Check each line of the records below for the word "image" and copy those where it appears.

[RECORDS PROVIDED]:
- - -

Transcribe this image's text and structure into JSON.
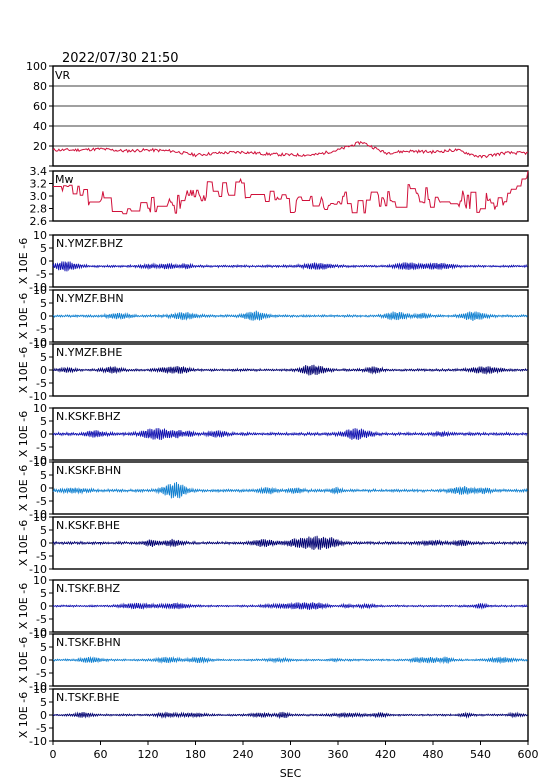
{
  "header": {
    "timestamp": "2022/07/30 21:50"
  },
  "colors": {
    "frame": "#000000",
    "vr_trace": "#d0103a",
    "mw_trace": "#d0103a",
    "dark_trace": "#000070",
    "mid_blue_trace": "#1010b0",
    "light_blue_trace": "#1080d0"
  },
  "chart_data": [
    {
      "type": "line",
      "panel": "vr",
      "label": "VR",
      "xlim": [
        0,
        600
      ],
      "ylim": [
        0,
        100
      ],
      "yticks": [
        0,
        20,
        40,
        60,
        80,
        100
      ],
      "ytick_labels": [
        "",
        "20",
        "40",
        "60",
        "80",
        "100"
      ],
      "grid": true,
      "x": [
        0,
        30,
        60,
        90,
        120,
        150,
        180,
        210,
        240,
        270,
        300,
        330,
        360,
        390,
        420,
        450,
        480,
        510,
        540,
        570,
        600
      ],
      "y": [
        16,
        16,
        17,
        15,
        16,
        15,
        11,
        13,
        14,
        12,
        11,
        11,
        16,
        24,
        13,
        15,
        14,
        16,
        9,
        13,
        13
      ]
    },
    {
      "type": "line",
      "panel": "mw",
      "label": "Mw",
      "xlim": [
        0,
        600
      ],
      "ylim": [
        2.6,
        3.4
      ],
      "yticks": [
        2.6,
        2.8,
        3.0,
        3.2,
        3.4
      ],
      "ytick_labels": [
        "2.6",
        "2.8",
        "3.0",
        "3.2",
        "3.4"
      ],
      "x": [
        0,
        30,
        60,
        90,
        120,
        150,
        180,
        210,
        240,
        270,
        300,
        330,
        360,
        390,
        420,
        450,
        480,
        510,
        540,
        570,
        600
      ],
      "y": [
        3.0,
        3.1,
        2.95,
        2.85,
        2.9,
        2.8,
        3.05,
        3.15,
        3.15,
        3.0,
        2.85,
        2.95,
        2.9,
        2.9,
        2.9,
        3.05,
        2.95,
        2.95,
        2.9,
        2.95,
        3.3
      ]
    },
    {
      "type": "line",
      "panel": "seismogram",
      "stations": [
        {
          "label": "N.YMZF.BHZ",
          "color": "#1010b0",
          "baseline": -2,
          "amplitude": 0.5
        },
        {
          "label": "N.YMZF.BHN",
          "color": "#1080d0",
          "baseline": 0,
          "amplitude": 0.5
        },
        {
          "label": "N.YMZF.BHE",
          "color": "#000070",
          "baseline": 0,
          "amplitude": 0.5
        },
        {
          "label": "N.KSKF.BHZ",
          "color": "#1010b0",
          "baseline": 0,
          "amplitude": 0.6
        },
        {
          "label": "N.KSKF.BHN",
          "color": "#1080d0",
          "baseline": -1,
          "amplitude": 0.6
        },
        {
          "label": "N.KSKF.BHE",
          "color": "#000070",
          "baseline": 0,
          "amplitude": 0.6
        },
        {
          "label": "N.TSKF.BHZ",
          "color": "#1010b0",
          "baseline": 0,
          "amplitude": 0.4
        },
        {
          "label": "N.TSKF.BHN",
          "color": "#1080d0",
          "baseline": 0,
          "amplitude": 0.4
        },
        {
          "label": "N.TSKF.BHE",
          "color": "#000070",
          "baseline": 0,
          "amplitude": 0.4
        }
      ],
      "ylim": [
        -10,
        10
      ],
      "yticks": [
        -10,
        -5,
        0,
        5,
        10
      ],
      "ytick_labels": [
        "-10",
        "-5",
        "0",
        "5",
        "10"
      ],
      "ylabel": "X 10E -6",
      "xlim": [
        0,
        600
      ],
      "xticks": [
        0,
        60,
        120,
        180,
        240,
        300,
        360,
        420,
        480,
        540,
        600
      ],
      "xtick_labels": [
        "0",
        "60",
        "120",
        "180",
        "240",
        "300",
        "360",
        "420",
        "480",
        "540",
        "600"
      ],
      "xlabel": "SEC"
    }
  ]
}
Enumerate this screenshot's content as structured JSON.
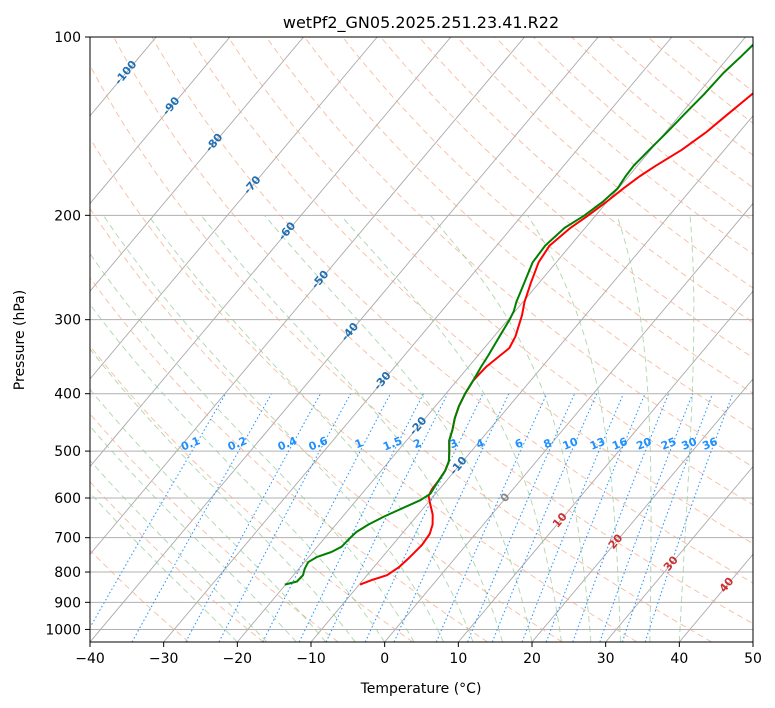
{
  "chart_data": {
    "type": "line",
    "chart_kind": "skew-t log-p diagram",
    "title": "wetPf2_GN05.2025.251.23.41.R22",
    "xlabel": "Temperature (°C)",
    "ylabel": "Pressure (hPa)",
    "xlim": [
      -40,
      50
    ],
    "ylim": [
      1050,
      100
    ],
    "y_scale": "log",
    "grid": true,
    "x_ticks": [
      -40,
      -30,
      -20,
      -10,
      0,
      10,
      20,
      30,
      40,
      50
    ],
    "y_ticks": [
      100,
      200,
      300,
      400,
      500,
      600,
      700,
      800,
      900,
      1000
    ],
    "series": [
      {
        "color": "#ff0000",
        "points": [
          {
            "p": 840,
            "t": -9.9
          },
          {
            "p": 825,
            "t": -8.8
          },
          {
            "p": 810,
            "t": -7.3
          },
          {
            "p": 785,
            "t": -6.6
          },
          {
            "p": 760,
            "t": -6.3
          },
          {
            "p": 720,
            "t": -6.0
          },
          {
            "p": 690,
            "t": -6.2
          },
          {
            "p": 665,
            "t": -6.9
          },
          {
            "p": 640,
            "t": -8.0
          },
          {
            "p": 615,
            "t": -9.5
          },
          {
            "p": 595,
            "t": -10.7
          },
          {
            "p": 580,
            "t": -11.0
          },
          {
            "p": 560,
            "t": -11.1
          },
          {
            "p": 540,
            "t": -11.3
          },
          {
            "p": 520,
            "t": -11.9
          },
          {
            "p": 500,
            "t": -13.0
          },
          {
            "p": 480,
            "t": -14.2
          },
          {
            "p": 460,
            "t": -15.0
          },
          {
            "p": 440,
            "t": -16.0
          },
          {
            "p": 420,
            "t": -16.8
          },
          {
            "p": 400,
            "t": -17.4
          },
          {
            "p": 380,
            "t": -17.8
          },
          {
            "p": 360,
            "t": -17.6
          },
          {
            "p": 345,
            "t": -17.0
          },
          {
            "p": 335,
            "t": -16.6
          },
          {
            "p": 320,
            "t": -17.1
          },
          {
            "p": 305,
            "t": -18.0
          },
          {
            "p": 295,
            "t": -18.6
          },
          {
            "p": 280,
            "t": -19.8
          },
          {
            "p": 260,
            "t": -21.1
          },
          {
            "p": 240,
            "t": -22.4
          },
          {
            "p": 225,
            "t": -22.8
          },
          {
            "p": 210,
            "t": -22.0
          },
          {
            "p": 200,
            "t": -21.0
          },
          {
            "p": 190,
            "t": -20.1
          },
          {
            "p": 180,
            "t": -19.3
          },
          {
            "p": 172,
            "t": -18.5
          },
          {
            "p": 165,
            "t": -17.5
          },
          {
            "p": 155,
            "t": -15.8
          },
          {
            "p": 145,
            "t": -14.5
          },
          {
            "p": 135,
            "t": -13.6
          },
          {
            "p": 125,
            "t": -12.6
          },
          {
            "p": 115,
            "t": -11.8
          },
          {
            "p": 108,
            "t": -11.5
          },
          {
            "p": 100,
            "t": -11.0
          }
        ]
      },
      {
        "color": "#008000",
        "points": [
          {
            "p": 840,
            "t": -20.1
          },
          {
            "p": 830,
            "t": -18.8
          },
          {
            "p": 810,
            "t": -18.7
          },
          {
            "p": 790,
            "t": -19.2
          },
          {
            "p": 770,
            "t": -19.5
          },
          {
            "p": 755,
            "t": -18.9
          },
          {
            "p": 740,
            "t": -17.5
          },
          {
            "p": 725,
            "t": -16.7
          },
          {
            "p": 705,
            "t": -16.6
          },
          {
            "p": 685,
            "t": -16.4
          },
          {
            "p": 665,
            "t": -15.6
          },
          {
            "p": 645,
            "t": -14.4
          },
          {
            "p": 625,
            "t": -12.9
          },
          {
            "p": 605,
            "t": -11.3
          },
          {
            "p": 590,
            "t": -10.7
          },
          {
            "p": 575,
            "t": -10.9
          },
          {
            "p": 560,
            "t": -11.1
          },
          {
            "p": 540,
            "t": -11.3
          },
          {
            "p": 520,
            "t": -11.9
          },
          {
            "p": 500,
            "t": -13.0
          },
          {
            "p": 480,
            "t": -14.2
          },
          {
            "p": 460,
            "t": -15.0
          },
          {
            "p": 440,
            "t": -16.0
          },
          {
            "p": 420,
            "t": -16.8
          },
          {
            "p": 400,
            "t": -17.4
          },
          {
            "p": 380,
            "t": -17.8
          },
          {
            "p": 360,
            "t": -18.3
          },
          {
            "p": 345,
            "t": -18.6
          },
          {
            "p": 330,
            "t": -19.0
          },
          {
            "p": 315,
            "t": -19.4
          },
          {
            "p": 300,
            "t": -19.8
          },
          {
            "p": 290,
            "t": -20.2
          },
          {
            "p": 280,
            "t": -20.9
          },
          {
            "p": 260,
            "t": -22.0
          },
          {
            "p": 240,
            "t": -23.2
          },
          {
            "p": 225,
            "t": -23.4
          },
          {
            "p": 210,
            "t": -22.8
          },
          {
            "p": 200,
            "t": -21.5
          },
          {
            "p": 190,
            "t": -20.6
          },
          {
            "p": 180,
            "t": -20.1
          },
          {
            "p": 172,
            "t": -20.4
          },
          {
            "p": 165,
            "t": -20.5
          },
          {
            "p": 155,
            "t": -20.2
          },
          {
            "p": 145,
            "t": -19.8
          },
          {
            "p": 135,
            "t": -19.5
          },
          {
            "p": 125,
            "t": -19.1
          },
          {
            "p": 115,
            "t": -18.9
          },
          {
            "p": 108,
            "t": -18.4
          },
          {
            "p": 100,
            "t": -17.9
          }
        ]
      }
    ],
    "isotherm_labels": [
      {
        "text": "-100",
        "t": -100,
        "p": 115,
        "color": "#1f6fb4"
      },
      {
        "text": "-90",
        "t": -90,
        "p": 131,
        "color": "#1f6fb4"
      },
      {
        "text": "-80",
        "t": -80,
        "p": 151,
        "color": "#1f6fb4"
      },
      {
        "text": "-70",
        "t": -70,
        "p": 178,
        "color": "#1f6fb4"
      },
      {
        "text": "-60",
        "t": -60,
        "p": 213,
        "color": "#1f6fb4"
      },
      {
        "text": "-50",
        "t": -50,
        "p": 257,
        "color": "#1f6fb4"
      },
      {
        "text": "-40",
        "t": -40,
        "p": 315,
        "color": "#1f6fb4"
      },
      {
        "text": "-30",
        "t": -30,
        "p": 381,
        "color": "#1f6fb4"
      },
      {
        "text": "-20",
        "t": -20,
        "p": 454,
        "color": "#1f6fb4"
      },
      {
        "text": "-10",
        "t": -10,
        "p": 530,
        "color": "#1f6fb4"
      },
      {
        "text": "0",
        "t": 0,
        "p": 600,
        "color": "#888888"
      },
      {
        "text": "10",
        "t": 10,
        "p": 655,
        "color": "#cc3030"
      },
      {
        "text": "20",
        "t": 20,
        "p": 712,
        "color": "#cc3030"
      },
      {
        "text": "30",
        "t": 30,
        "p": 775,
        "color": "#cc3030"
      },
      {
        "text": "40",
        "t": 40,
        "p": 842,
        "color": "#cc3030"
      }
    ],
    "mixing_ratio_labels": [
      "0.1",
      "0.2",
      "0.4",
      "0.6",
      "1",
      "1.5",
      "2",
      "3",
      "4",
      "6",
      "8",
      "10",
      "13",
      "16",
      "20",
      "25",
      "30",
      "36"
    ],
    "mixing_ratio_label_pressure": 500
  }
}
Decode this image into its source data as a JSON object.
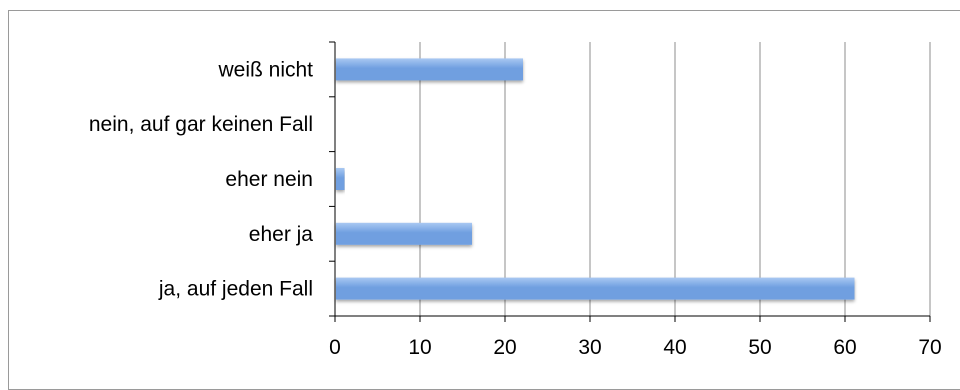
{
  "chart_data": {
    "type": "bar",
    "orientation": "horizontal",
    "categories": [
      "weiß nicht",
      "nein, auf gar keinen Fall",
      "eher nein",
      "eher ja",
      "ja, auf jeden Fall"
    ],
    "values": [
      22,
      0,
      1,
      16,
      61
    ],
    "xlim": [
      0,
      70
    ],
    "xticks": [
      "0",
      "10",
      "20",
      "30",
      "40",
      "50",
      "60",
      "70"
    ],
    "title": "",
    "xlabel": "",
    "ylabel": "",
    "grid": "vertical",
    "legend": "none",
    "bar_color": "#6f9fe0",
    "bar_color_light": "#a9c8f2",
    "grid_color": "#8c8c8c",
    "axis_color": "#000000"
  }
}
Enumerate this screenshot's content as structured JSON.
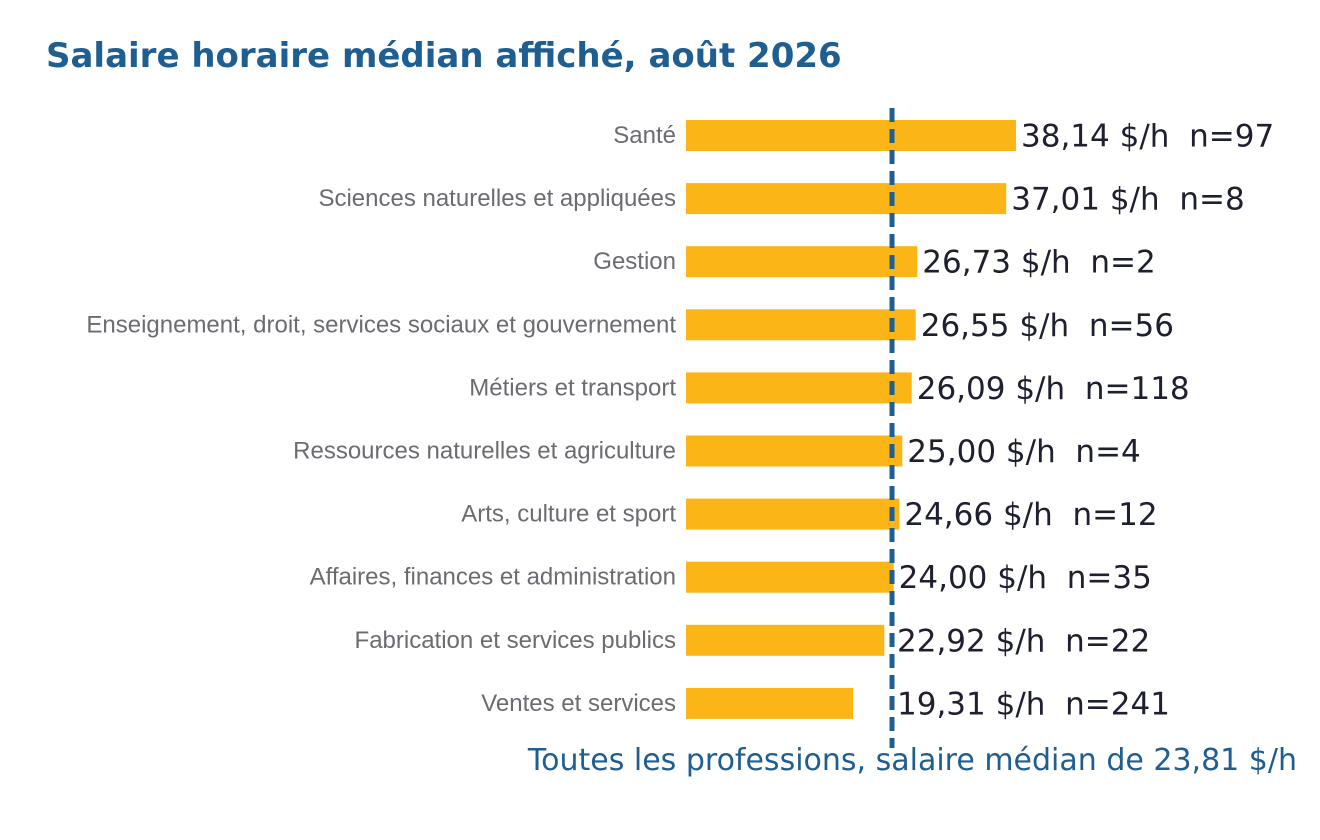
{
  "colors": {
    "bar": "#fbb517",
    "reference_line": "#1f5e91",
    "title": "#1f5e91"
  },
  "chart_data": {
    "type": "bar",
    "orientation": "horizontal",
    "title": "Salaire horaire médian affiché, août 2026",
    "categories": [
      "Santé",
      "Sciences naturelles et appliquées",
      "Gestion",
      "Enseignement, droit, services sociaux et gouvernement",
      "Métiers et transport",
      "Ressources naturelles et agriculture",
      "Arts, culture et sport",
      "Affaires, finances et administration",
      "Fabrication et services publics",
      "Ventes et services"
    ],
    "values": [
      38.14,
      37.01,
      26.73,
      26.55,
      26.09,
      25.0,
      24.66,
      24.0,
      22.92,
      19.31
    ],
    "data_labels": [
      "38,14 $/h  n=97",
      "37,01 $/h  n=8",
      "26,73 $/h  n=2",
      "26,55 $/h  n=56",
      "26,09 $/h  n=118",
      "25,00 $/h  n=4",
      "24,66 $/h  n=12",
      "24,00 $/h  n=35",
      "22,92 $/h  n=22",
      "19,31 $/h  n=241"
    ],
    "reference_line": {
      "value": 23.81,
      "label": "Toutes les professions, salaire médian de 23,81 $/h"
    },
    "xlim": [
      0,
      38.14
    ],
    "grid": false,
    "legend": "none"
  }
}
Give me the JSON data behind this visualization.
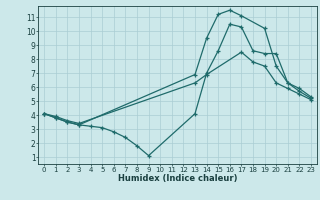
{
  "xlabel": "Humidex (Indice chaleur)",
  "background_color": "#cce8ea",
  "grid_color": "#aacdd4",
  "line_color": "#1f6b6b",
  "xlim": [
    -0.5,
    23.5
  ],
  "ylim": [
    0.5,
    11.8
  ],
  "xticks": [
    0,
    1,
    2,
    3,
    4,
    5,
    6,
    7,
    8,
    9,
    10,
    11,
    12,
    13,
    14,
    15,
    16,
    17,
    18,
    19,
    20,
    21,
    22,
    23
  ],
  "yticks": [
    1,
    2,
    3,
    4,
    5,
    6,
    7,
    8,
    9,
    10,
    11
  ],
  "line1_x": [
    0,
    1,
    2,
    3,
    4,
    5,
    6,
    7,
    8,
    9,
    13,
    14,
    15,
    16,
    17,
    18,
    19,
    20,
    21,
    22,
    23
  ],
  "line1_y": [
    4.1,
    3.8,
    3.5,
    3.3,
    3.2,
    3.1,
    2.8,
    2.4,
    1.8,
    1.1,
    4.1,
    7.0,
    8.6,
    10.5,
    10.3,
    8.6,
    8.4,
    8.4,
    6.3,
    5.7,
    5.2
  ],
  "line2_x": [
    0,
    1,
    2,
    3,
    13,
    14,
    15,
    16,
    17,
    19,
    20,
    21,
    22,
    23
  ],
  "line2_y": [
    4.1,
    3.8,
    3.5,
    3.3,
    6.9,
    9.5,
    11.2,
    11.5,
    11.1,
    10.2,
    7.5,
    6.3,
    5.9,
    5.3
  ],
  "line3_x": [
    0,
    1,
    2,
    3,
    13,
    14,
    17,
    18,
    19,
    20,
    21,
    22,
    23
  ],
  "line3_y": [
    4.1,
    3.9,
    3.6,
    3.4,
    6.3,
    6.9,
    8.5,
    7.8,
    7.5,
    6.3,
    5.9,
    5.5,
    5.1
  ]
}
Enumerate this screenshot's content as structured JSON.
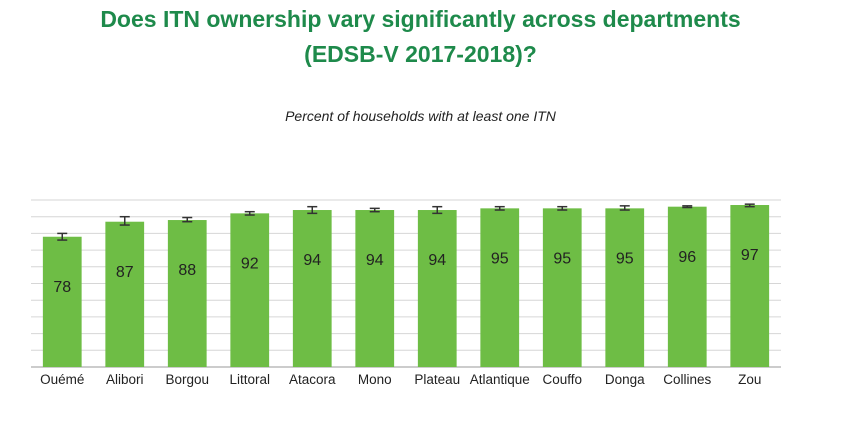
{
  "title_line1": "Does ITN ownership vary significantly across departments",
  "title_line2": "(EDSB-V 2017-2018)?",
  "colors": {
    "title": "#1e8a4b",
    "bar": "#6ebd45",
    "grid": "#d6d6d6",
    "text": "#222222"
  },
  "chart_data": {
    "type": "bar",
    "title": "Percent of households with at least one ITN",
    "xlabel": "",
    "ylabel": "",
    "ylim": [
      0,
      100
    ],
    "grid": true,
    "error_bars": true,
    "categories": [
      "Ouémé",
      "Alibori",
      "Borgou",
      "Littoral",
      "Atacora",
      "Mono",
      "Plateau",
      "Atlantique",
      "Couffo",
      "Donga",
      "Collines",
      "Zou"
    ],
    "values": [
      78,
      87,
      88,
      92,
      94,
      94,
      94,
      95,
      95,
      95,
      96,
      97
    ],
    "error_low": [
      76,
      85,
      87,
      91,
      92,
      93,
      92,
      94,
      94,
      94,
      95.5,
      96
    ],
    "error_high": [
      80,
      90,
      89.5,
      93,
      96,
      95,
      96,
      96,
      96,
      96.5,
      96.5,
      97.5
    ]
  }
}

- - -

[COMPLETE ANSWER]:
Transcribe this image's text and structure into JSON.
Decode this image into its source data as a JSON object.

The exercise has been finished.